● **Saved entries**
**********
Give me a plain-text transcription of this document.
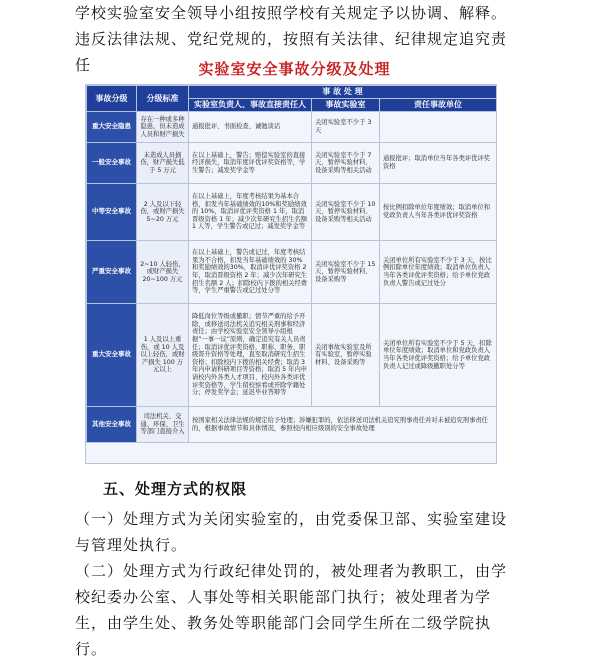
学校实验室安全领导小组按照学校有关规定予以协调、解释。违反法律法规、党纪党规的，按照有关法律、纪律规定追究责任	实验室安全事故分级及处理
事故分级	分级标准	事 故 处 理		
		实验室负责人、事故直接责任人	事故实验室	责任事故单位
重大安全隐患	存在一种或多种隐患，但未造成人员和财产损失	通报批评、书面检查、诫勉谈话	关闭实验室不少于 3 天	
一般安全事故	未造成人员损伤，财产损失低于 5 万元	在以上基础上，警告；赔偿实验室的直接经济损失，取消年度评优评奖资格等，学生警告；减发奖学金等	关闭实验室不少于 7 天，暂停实验材料、设备采购等相关活动	通报批评；取消单位当年各类评优评奖资格
中等安全事故	2 人及以下轻伤，或财产损失 5~20 万元	在以上基础上，年度考核结果为基本合格，扣发当年基础绩效的10%和奖励绩效的 10%，取消评优评奖资格 1 年，取消晋级资格 1 年；减少次年研究生招生名额 1 人等，学生警告或记过；减发奖学金等	关闭实验室不少于 10 天，暂停实验材料、设备采购等相关活动	按比例扣除单位年度绩效；取消单位和党政负责人当年各类评优评奖资格
严重安全事故	2~10 人轻伤，或财产损失 20~100 万元	在以上基础上，警告或记过，年度考核结果为不合格，扣发当年基础绩效的 30%和奖励绩效的30%，取消评优评奖资格 2 年，取消晋级资格 2 年；减少次年研究生招生名额 2 人；扣除校内下拨的相关经费等，学生严重警告或记过处分等	关闭实验室不少于 15 天，暂停实验材料、设备采购等	关闭单位所有实验室不少于 3 天，按比例扣除单位年度绩效；取消单位负责人当年各类评优评奖资格；给予单位党政负责人警告或记过处分
重大安全事故	1 人及以上重伤，或 10 人及以上轻伤，或财产损失 100 万元以上	降低岗位等级或撤职；情节严重的给予开除，或移送司法机关追究相关刑事和经济责任；由学校实验室安全领导小组根据“一事一议”原则，确定追究有关人员责任；取消评优评奖资格，职称、职务、职级晋升资格等处理，直至取消研究生招生资格；扣除校内下拨的相关经费；取消 3 年内申请科研项目等资格；取消 5 年内申请校内外各类人才项目、校内外各类评优评奖资格等，学生留校察看或开除学籍处分；停发奖学金；延迟毕业答辩等	关闭事故实验室及所有实验室，暂停实验材料、设备采购等	关闭单位所有实验室不少于 5 天，扣除单位年度绩效；取消单位和党政负责人当年各类评优评奖资格；给予单位党政负责人记过或降级撤职处分等
其他安全事故	司法机关、交通、环保、卫生等部门直接介入	按国家相关法律法规的规定给予处理；涉嫌犯罪的，依法移送司法机关追究刑事责任并对未被追究刑事责任的，根据事故情节和具体情况，参照校内相应级别的安全事故处理		
五、处理方式的权限
（一）处理方式为关闭实验室的，由党委保卫部、实验室建设与管理处执行。
（二）处理方式为行政纪律处罚的，被处理者为教职工，由学校纪委办公室、人事处等相关职能部门执行；被处理者为学生，由学生处、教务处等职能部门会同学生所在二级学院执行。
**********
Scan the records above for the string "通报批评", then select every line that holds it.

● **SOLUTION TO THIS PROBLEM**
重大安全隐患	存在一种或多种隐患，但未造成人员和财产损失	通报批评、书面检查、诫勉谈话	关闭实验室不少于 3 天	
一般安全事故	未造成人员损伤，财产损失低于 5 万元	在以上基础上，警告；赔偿实验室的直接经济损失，取消年度评优评奖资格等，学生警告；减发奖学金等	关闭实验室不少于 7 天，暂停实验材料、设备采购等相关活动	通报批评；取消单位当年各类评优评奖资格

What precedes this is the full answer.